WHAT IS EXPECTED: Examine the records and identify each line that includes the string "name". Copy those lines.

SUPPLIED RECORDS:
========================
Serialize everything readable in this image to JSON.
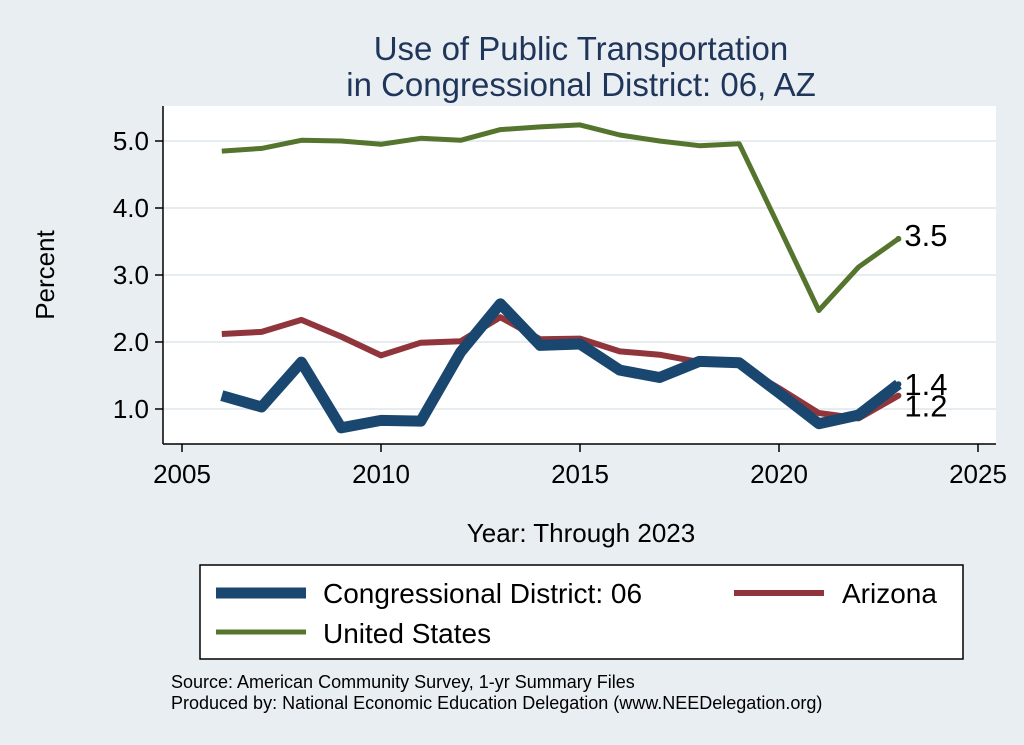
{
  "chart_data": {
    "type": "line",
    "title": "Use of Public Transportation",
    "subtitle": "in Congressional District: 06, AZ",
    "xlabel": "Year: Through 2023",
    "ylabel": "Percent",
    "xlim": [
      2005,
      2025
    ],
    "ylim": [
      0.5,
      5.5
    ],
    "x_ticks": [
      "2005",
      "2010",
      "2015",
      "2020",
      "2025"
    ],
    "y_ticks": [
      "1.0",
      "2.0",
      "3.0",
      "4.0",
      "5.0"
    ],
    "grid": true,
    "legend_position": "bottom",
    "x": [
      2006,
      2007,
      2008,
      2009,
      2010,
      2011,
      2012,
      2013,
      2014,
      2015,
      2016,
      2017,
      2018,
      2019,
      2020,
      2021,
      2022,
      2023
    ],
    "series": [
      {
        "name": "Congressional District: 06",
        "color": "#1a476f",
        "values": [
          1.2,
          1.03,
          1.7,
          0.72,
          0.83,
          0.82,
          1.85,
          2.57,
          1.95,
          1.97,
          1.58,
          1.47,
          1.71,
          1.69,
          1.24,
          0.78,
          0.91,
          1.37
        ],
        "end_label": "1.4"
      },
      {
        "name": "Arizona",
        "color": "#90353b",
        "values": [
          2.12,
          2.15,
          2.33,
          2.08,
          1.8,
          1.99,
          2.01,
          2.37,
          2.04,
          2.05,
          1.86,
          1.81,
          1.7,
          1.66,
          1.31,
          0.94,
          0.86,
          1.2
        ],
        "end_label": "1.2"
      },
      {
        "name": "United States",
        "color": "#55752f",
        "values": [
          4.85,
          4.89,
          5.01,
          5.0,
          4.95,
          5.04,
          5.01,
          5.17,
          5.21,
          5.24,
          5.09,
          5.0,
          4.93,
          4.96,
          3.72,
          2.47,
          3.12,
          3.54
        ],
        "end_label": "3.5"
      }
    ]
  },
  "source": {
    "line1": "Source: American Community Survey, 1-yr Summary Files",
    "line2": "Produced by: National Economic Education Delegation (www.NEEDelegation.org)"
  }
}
========================
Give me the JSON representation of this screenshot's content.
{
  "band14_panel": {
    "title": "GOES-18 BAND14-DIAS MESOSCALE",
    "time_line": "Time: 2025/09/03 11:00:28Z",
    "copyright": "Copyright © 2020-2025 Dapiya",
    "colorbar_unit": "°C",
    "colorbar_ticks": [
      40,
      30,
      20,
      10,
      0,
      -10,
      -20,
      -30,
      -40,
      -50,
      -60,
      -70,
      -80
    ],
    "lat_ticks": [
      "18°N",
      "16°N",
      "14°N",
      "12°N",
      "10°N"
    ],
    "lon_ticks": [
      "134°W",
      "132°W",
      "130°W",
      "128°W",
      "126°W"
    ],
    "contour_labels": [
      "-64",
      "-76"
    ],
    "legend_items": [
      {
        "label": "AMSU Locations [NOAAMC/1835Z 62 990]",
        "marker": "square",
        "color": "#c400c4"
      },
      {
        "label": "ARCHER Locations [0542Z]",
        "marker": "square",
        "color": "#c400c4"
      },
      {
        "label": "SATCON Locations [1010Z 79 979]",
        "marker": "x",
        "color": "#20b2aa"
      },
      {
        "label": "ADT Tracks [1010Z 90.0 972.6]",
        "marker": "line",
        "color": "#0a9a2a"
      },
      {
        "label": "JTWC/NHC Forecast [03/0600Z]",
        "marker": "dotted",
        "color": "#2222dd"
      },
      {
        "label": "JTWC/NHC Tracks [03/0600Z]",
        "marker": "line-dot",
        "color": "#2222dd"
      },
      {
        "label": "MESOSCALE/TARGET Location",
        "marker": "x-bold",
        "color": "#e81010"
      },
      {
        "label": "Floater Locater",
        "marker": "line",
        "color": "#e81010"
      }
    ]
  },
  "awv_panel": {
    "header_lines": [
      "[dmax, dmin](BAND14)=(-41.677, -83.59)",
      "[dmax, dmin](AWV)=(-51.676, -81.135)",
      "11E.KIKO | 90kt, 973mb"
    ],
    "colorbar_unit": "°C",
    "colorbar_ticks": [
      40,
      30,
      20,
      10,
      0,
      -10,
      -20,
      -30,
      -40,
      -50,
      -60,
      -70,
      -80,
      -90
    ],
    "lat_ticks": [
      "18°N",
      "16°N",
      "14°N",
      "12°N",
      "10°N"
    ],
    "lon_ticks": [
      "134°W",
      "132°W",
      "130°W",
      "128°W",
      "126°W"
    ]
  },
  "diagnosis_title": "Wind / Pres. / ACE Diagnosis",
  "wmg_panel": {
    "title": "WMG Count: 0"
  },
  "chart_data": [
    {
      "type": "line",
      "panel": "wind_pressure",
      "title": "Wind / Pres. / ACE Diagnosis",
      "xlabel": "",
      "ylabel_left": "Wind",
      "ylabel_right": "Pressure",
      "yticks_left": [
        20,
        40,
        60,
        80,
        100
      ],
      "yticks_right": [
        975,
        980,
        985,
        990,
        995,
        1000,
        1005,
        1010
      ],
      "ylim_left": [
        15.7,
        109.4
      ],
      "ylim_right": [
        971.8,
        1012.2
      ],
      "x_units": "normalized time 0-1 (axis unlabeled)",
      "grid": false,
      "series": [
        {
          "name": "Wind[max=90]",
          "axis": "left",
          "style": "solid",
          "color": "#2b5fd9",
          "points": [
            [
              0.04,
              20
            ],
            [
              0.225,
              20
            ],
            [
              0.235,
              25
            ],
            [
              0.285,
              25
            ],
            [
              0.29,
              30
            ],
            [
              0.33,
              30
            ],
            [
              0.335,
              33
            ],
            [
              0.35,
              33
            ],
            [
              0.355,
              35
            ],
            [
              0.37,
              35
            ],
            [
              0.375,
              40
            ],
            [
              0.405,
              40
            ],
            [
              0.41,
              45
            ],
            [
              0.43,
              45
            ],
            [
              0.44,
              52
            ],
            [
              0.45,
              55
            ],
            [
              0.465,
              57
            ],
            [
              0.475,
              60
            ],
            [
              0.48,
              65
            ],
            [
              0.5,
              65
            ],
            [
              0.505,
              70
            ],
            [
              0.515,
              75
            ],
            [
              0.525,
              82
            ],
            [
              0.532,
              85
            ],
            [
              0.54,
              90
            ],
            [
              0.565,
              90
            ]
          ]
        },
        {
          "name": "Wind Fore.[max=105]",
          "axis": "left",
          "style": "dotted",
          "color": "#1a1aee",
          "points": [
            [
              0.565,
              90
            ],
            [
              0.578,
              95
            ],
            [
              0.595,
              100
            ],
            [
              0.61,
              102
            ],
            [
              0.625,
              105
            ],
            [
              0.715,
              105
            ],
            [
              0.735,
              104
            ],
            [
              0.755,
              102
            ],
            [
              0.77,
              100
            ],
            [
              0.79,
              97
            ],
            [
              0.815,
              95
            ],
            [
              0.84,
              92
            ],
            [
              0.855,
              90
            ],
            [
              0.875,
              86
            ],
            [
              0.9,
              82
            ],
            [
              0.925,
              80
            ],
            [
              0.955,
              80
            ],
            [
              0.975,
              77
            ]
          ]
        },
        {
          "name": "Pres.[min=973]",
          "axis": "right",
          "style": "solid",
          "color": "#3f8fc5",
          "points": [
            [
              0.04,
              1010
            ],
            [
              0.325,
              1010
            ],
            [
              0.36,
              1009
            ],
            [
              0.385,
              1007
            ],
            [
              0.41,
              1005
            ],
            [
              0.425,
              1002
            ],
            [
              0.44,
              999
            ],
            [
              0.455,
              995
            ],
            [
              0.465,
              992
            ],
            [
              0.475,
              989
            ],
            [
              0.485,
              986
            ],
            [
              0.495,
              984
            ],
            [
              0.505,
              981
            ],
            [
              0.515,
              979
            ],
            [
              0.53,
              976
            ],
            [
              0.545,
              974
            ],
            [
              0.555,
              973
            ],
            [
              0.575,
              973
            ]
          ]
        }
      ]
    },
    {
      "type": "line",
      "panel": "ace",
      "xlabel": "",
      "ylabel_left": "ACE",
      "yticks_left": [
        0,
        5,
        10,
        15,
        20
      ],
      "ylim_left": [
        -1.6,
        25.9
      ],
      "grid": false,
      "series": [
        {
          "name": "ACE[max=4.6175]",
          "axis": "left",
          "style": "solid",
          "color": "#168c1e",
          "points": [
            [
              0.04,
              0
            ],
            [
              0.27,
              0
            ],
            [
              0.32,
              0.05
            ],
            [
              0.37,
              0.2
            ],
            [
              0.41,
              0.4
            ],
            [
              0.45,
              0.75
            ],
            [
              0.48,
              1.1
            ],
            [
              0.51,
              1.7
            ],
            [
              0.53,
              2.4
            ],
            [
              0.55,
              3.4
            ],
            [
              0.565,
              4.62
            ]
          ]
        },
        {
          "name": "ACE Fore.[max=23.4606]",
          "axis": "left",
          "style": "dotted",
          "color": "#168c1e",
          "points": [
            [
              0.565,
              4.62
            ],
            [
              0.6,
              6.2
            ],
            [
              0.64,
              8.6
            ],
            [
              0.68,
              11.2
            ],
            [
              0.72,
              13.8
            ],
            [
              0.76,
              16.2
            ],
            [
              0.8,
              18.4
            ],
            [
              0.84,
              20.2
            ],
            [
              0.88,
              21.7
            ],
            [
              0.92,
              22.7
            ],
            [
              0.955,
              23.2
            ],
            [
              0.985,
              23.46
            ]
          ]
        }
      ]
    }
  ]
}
========================
REPLY TO THE TASK:
        "name": "Congressional District: 06",
        "name": "Arizona",
        "name": "United States",
          "name": "Wind[max=90]",
          "name": "Wind Fore.[max=105]",
          "name": "Pres.[min=973]",
          "name": "ACE[max=4.6175]",
          "name": "ACE Fore.[max=23.4606]",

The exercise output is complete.